▶ **Problem description**
Transcribe verbatim every line from the start of the lines down to the line containing "- x-tick-label: 1 Nov", including both ends.

[Annotated element entries]
──────────

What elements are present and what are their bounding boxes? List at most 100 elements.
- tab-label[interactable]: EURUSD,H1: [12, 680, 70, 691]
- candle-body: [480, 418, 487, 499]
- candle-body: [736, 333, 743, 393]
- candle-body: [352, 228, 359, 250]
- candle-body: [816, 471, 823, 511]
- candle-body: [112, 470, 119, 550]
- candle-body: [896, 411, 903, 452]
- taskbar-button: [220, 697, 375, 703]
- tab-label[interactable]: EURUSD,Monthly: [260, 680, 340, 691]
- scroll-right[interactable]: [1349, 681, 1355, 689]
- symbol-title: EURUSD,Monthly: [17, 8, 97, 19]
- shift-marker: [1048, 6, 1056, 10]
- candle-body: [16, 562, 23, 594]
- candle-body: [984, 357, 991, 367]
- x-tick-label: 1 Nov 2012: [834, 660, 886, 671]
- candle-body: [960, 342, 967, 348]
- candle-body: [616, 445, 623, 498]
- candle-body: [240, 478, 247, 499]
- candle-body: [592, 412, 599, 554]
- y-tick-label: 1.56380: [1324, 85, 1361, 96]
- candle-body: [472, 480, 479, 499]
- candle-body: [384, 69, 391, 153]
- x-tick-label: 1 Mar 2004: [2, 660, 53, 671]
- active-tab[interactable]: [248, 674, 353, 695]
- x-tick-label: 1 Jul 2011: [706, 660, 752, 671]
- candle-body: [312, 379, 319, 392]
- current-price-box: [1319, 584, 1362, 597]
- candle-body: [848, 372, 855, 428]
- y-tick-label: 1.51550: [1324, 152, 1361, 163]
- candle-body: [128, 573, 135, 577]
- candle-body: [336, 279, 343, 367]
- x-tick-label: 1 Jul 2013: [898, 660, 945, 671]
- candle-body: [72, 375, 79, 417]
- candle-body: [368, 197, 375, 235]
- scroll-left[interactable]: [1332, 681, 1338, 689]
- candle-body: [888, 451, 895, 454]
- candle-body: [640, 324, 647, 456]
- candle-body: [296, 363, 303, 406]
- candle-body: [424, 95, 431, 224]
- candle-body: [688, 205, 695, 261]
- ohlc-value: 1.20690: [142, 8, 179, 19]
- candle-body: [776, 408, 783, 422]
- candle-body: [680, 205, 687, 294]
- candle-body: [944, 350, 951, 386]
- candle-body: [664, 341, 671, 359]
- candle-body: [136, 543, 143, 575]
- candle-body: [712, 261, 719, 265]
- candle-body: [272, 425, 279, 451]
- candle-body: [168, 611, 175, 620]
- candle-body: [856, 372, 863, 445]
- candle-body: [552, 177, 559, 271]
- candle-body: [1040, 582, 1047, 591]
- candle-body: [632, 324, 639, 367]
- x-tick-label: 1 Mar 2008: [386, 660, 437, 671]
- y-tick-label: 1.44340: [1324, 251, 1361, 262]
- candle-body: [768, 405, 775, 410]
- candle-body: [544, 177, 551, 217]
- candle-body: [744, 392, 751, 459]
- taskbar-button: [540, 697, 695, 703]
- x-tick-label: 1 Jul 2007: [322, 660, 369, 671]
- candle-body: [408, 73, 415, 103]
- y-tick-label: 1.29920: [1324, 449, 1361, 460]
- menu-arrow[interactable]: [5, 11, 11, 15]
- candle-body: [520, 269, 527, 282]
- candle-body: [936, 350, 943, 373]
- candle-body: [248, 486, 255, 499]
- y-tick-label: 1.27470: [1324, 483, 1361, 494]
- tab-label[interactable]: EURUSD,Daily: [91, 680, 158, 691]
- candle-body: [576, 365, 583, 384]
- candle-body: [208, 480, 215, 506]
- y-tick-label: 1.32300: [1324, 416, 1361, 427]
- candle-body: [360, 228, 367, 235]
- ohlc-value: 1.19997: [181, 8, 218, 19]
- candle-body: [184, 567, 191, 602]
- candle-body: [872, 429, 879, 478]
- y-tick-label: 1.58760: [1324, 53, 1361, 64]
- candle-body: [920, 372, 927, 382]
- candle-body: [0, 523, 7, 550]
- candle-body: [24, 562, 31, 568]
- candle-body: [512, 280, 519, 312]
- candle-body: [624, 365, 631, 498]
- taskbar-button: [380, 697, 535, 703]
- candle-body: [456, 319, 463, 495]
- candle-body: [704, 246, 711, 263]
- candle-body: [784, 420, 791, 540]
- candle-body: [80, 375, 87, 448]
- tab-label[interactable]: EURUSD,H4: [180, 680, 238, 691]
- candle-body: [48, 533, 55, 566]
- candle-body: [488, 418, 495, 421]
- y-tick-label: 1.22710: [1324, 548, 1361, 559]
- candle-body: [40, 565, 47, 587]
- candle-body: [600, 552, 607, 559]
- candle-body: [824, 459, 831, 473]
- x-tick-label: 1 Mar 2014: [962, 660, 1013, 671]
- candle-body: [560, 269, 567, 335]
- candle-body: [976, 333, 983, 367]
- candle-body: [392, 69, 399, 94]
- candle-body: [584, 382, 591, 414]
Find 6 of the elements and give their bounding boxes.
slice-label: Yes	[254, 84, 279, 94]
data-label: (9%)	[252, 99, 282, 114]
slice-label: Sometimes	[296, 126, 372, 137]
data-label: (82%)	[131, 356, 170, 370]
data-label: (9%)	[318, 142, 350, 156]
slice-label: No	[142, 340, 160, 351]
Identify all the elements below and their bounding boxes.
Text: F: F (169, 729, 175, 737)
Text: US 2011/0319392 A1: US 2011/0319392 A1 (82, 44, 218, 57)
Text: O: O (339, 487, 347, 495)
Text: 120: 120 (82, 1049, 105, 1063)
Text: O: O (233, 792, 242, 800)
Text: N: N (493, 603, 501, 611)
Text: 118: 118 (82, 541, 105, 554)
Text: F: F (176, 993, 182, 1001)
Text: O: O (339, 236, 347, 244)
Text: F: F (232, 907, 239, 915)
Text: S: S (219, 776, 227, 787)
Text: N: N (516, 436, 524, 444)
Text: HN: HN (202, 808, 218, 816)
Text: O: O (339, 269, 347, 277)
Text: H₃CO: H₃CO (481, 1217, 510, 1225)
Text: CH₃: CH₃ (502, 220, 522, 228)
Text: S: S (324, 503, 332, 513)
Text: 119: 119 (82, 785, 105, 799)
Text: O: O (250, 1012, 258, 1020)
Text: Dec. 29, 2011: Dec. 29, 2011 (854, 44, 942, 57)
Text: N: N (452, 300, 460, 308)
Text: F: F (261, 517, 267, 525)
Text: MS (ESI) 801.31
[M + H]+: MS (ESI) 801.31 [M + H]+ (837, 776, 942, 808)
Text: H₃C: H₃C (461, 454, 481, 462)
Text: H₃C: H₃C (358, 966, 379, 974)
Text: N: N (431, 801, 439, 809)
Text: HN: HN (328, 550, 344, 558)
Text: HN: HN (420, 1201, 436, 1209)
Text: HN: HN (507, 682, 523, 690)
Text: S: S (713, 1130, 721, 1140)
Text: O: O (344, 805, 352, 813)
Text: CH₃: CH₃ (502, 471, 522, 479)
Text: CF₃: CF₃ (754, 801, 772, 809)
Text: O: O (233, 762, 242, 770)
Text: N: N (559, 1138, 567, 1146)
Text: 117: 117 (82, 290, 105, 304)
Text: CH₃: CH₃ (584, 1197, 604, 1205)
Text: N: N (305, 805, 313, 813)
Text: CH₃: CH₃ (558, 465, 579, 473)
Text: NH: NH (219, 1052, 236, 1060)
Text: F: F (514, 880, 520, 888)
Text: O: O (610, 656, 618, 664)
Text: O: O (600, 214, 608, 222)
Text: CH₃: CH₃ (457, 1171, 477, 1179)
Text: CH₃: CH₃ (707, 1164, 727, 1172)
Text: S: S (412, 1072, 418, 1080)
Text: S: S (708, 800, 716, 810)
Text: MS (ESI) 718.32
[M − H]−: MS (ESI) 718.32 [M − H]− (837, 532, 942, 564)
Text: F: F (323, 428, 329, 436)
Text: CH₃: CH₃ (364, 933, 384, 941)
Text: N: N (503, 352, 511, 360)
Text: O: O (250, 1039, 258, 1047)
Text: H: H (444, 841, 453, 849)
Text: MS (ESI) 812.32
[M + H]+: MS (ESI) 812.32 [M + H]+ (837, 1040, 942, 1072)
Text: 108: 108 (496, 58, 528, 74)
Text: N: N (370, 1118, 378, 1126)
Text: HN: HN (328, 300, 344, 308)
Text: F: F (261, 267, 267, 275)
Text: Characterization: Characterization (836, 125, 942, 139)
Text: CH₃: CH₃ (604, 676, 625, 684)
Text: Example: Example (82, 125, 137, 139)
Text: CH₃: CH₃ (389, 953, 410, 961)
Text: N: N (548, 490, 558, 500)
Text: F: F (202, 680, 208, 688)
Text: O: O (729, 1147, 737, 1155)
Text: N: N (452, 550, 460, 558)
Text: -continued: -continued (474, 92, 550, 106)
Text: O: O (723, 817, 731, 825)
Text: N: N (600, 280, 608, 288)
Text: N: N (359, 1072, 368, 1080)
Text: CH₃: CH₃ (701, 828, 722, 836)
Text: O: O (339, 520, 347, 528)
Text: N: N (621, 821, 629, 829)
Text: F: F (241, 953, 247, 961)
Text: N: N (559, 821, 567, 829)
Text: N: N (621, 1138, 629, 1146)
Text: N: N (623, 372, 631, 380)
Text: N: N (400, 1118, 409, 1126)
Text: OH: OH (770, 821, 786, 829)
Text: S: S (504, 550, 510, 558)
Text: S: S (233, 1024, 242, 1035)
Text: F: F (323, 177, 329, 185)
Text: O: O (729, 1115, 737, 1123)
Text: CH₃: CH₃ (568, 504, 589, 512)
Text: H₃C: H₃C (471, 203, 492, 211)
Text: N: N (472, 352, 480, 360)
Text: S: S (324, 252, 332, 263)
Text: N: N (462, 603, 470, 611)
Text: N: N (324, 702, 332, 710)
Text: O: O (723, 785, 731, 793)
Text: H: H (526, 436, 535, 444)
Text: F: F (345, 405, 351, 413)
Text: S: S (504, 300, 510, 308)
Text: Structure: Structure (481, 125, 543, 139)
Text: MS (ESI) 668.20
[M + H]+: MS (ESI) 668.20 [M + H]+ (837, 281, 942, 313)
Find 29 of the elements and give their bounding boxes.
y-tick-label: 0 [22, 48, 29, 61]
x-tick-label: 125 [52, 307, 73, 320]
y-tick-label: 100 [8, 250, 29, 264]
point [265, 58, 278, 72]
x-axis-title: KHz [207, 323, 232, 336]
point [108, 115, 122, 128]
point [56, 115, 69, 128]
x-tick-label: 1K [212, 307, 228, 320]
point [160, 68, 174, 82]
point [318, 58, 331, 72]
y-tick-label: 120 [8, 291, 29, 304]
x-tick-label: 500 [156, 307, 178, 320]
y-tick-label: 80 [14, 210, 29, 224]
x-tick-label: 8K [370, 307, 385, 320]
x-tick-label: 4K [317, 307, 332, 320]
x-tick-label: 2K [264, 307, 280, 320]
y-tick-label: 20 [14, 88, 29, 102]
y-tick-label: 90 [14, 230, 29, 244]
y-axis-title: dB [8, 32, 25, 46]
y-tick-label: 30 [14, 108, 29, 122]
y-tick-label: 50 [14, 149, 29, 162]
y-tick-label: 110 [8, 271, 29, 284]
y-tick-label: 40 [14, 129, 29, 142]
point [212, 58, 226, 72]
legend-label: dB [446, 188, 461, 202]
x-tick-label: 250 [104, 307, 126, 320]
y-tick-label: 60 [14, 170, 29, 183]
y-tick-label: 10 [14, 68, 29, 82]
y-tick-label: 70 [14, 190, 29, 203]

──────────

▶ **The completed task**
What elements are present and what are their bounding boxes? List at most 100 elements.
- tab-label[interactable]: EURUSD,H1: [12, 680, 70, 691]
- candle-body: [480, 418, 487, 499]
- candle-body: [736, 333, 743, 393]
- candle-body: [352, 228, 359, 250]
- candle-body: [816, 471, 823, 511]
- candle-body: [112, 470, 119, 550]
- candle-body: [896, 411, 903, 452]
- taskbar-button: [220, 697, 375, 703]
- tab-label[interactable]: EURUSD,Monthly: [260, 680, 340, 691]
- scroll-right[interactable]: [1349, 681, 1355, 689]
- symbol-title: EURUSD,Monthly: [17, 8, 97, 19]
- shift-marker: [1048, 6, 1056, 10]
- candle-body: [16, 562, 23, 594]
- candle-body: [984, 357, 991, 367]
- x-tick-label: 1 Nov 2012: [834, 660, 886, 671]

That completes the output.